Supplied data
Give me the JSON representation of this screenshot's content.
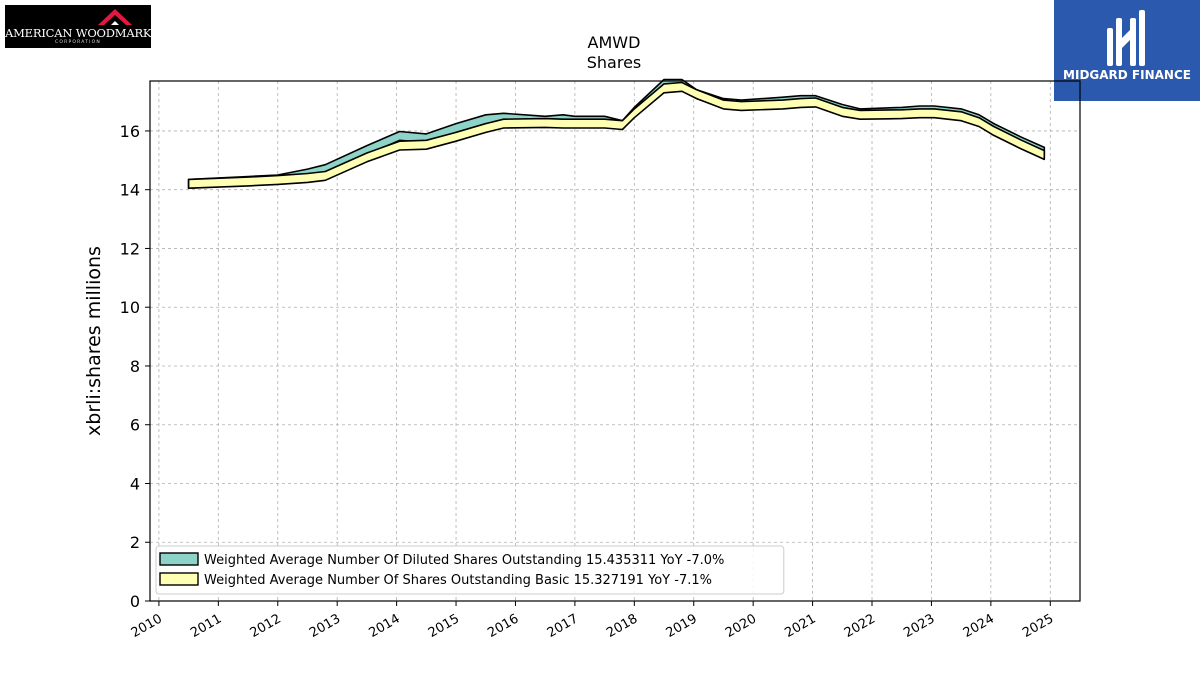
{
  "logos": {
    "left": {
      "text": "AMERICAN WOODMARK",
      "subtext": "CORPORATION",
      "icon": "house-roof-icon"
    },
    "right": {
      "text": "MIDGARD FINANCE",
      "icon": "midgard-m-icon"
    }
  },
  "chart_data": {
    "type": "area",
    "title": "AMWD",
    "subtitle": "Shares",
    "xlabel": "",
    "ylabel": "xbrli:shares millions",
    "xlim": [
      2009.85,
      2025.5
    ],
    "ylim": [
      0,
      17.7
    ],
    "x_ticks": [
      "2010",
      "2011",
      "2012",
      "2013",
      "2014",
      "2015",
      "2016",
      "2017",
      "2018",
      "2019",
      "2020",
      "2021",
      "2022",
      "2023",
      "2024",
      "2025"
    ],
    "y_ticks": [
      "0",
      "2",
      "4",
      "6",
      "8",
      "10",
      "12",
      "14",
      "16"
    ],
    "grid": true,
    "legend_position": "lower-left",
    "series": [
      {
        "name": "Weighted Average Number Of Diluted Shares Outstanding  15.435311 YoY -7.0%",
        "color": "#8dd3c7",
        "x": [
          2010.5,
          2011.5,
          2012.0,
          2012.5,
          2012.8,
          2013.5,
          2014.05,
          2014.5,
          2015.0,
          2015.5,
          2015.8,
          2016.5,
          2016.8,
          2017.0,
          2017.5,
          2017.8,
          2018.0,
          2018.5,
          2018.8,
          2019.05,
          2019.5,
          2019.8,
          2020.5,
          2020.8,
          2021.05,
          2021.5,
          2021.8,
          2022.5,
          2022.8,
          2023.05,
          2023.5,
          2023.8,
          2024.05,
          2024.5,
          2024.9
        ],
        "y": [
          14.35,
          14.45,
          14.5,
          14.7,
          14.85,
          15.5,
          15.98,
          15.9,
          16.25,
          16.55,
          16.6,
          16.5,
          16.55,
          16.5,
          16.5,
          16.35,
          16.8,
          17.75,
          17.75,
          17.4,
          17.1,
          17.05,
          17.15,
          17.2,
          17.2,
          16.9,
          16.75,
          16.8,
          16.85,
          16.85,
          16.75,
          16.55,
          16.25,
          15.8,
          15.44
        ]
      },
      {
        "name": "Weighted Average Number Of Shares Outstanding Basic  15.327191 YoY -7.1%",
        "color": "#ffffb3",
        "x": [
          2010.5,
          2011.5,
          2012.0,
          2012.5,
          2012.8,
          2013.5,
          2014.05,
          2014.5,
          2015.0,
          2015.5,
          2015.8,
          2016.5,
          2016.8,
          2017.0,
          2017.5,
          2017.8,
          2018.0,
          2018.5,
          2018.8,
          2019.05,
          2019.5,
          2019.8,
          2020.5,
          2020.8,
          2021.05,
          2021.5,
          2021.8,
          2022.5,
          2022.8,
          2023.05,
          2023.5,
          2023.8,
          2024.05,
          2024.5,
          2024.9
        ],
        "y": [
          14.35,
          14.43,
          14.48,
          14.55,
          14.62,
          15.25,
          15.65,
          15.68,
          15.95,
          16.25,
          16.4,
          16.42,
          16.4,
          16.4,
          16.4,
          16.35,
          16.75,
          17.6,
          17.65,
          17.4,
          17.05,
          17.0,
          17.05,
          17.1,
          17.12,
          16.8,
          16.7,
          16.72,
          16.75,
          16.75,
          16.65,
          16.45,
          16.15,
          15.7,
          15.33
        ]
      }
    ]
  }
}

The problem
Wherever a line in the data above holds "Number", copy that line.

Reply to the exercise
        "name": "Weighted Average Number Of Diluted Shares Outstanding  15.435311 YoY -7.0%",
        "name": "Weighted Average Number Of Shares Outstanding Basic  15.327191 YoY -7.1%",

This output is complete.